▶ Your objective: Gather every line holding the string "للفتحة".

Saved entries
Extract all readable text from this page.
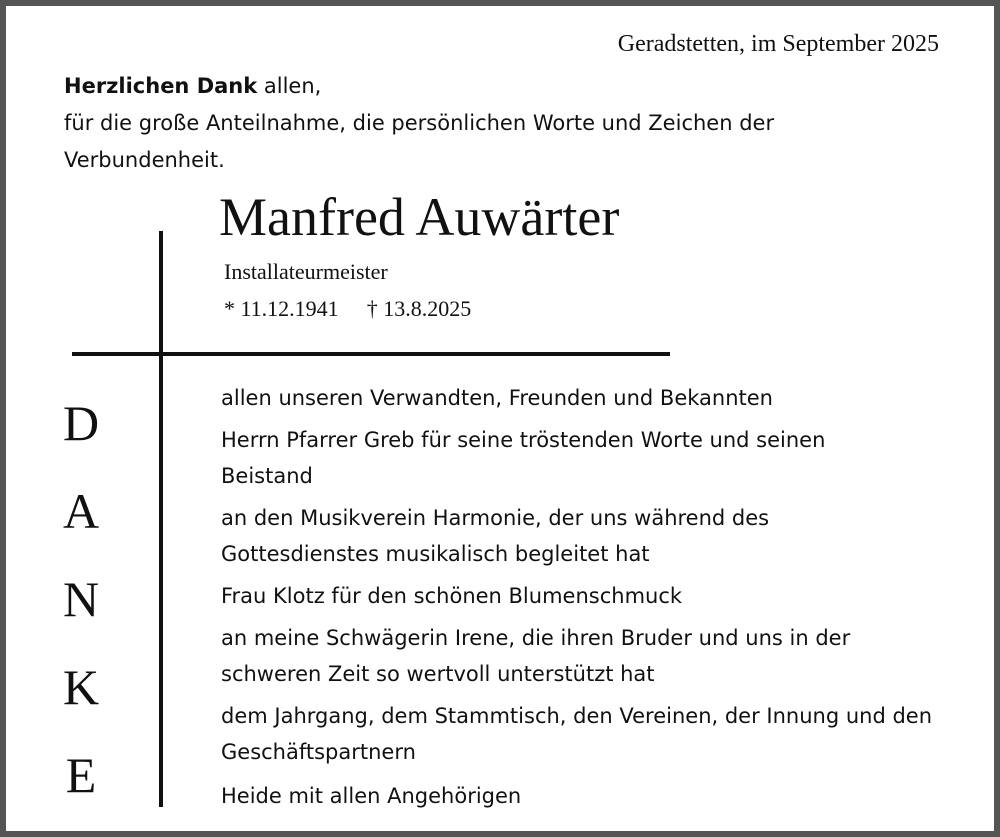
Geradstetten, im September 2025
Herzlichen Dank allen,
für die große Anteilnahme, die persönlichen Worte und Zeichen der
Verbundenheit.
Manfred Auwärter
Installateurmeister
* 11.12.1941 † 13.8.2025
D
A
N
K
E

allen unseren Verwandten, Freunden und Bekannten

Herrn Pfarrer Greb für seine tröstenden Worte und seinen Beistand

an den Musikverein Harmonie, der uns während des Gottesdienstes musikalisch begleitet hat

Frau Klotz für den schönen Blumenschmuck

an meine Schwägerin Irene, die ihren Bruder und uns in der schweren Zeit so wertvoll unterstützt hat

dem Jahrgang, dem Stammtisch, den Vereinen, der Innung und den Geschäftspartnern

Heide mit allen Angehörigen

==

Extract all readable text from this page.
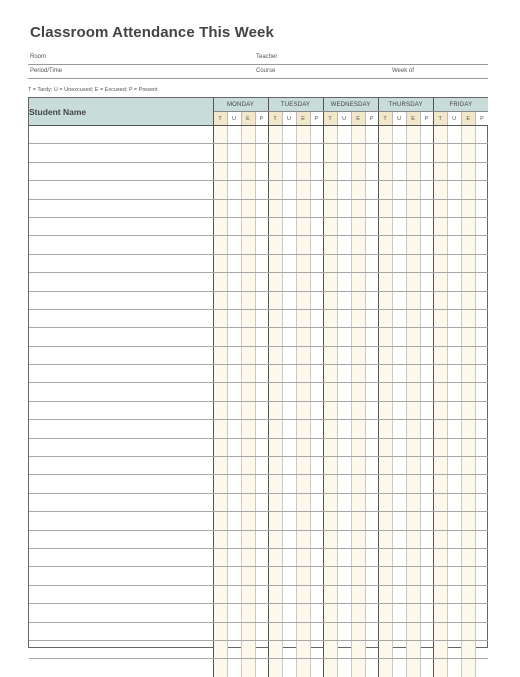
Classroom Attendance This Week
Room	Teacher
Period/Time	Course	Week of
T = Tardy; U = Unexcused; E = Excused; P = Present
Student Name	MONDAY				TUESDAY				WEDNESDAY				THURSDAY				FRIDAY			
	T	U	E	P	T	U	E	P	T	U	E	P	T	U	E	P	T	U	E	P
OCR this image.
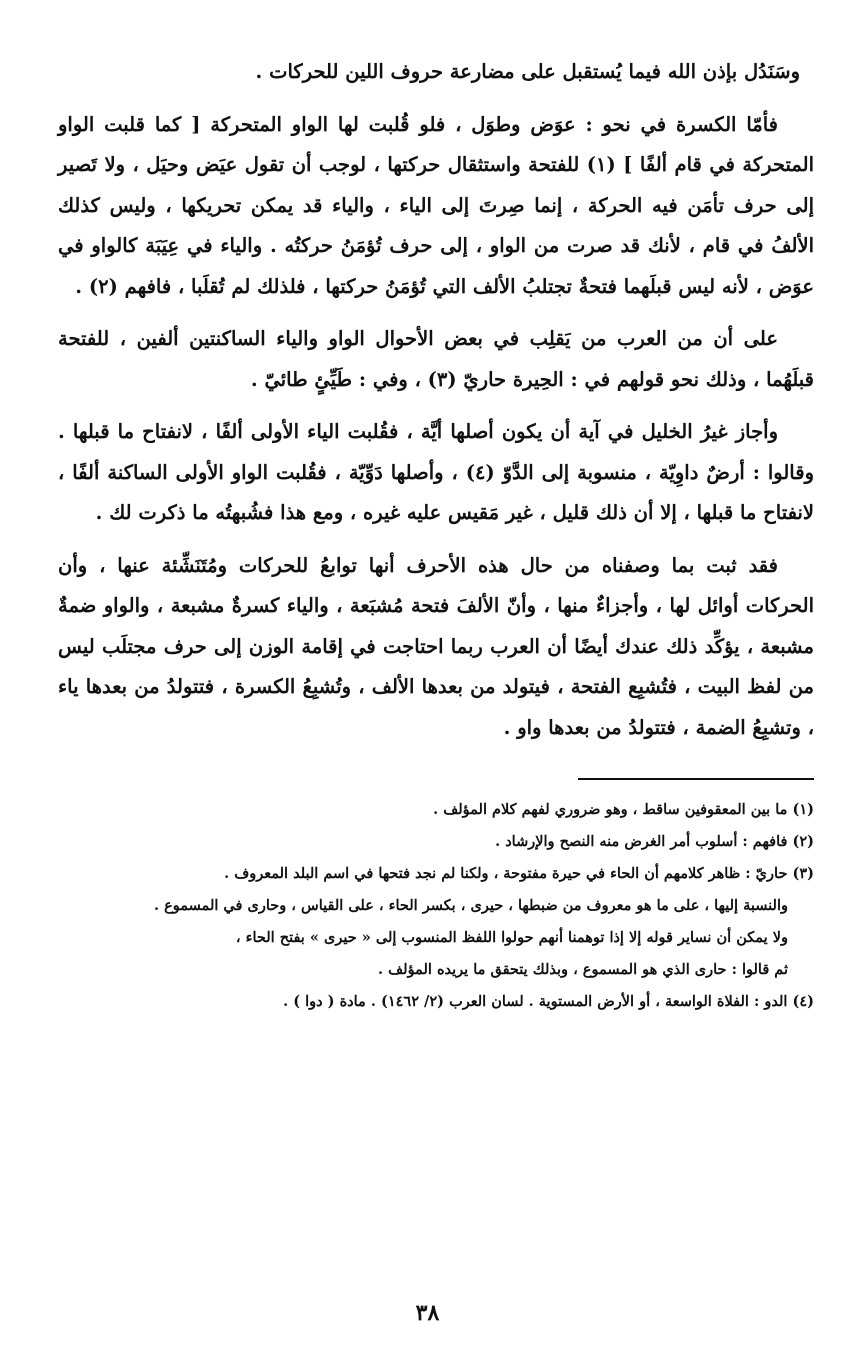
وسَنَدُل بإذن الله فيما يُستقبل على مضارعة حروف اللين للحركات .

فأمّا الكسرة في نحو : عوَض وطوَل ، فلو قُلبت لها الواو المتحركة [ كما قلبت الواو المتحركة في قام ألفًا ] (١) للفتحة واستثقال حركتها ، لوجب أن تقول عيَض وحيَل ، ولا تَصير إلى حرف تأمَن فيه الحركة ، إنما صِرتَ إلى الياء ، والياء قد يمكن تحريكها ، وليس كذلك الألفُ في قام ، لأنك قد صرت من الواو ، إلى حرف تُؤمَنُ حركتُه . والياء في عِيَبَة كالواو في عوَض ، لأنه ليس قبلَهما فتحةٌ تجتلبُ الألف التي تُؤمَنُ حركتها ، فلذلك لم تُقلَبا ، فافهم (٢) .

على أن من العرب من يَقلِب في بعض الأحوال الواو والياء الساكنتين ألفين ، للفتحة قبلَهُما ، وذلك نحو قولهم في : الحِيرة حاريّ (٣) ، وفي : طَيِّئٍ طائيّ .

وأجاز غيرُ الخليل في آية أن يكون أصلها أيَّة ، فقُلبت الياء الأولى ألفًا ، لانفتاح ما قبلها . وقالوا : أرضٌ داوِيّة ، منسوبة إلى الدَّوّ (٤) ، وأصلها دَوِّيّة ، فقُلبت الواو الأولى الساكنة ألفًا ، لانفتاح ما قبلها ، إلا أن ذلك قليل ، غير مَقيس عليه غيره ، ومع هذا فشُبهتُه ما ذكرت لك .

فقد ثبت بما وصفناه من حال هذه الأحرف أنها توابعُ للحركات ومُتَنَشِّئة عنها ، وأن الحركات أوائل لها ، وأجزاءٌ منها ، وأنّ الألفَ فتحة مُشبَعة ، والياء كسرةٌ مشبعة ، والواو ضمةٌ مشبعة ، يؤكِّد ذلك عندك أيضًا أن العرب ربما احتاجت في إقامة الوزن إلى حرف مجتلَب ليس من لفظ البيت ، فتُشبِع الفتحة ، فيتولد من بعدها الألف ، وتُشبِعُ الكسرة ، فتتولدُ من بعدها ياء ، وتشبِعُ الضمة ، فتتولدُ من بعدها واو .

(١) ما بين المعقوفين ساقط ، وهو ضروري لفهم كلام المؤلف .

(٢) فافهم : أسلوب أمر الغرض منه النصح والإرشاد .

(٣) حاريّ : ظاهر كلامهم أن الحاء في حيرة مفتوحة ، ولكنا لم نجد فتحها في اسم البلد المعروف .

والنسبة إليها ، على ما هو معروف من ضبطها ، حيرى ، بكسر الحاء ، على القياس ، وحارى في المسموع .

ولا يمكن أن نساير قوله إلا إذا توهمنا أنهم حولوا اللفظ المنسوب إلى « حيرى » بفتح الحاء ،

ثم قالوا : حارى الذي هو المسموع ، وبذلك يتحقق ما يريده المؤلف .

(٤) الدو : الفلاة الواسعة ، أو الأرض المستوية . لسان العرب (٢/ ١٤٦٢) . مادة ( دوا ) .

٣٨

▶ Complete output:
فأمّا الكسرة في نحو : عوَض وطوَل ، فلو قُلبت لها الواو المتحركة [ كما قلبت الواو المتحركة في قام ألفًا ] (١) للفتحة واستثقال حركتها ، لوجب أن تقول عيَض وحيَل ، ولا تَصير إلى حرف تأمَن فيه الحركة ، إنما صِرتَ إلى الياء ، والياء قد يمكن تحريكها ، وليس كذلك الألفُ في قام ، لأنك قد صرت من الواو ، إلى حرف تُؤمَنُ حركتُه . والياء في عِيَبَة كالواو في عوَض ، لأنه ليس قبلَهما فتحةٌ تجتلبُ الألف التي تُؤمَنُ حركتها ، فلذلك لم تُقلَبا ، فافهم (٢) .
على أن من العرب من يَقلِب في بعض الأحوال الواو والياء الساكنتين ألفين ، للفتحة قبلَهُما ، وذلك نحو قولهم في : الحِيرة حاريّ (٣) ، وفي : طَيِّئٍ طائيّ .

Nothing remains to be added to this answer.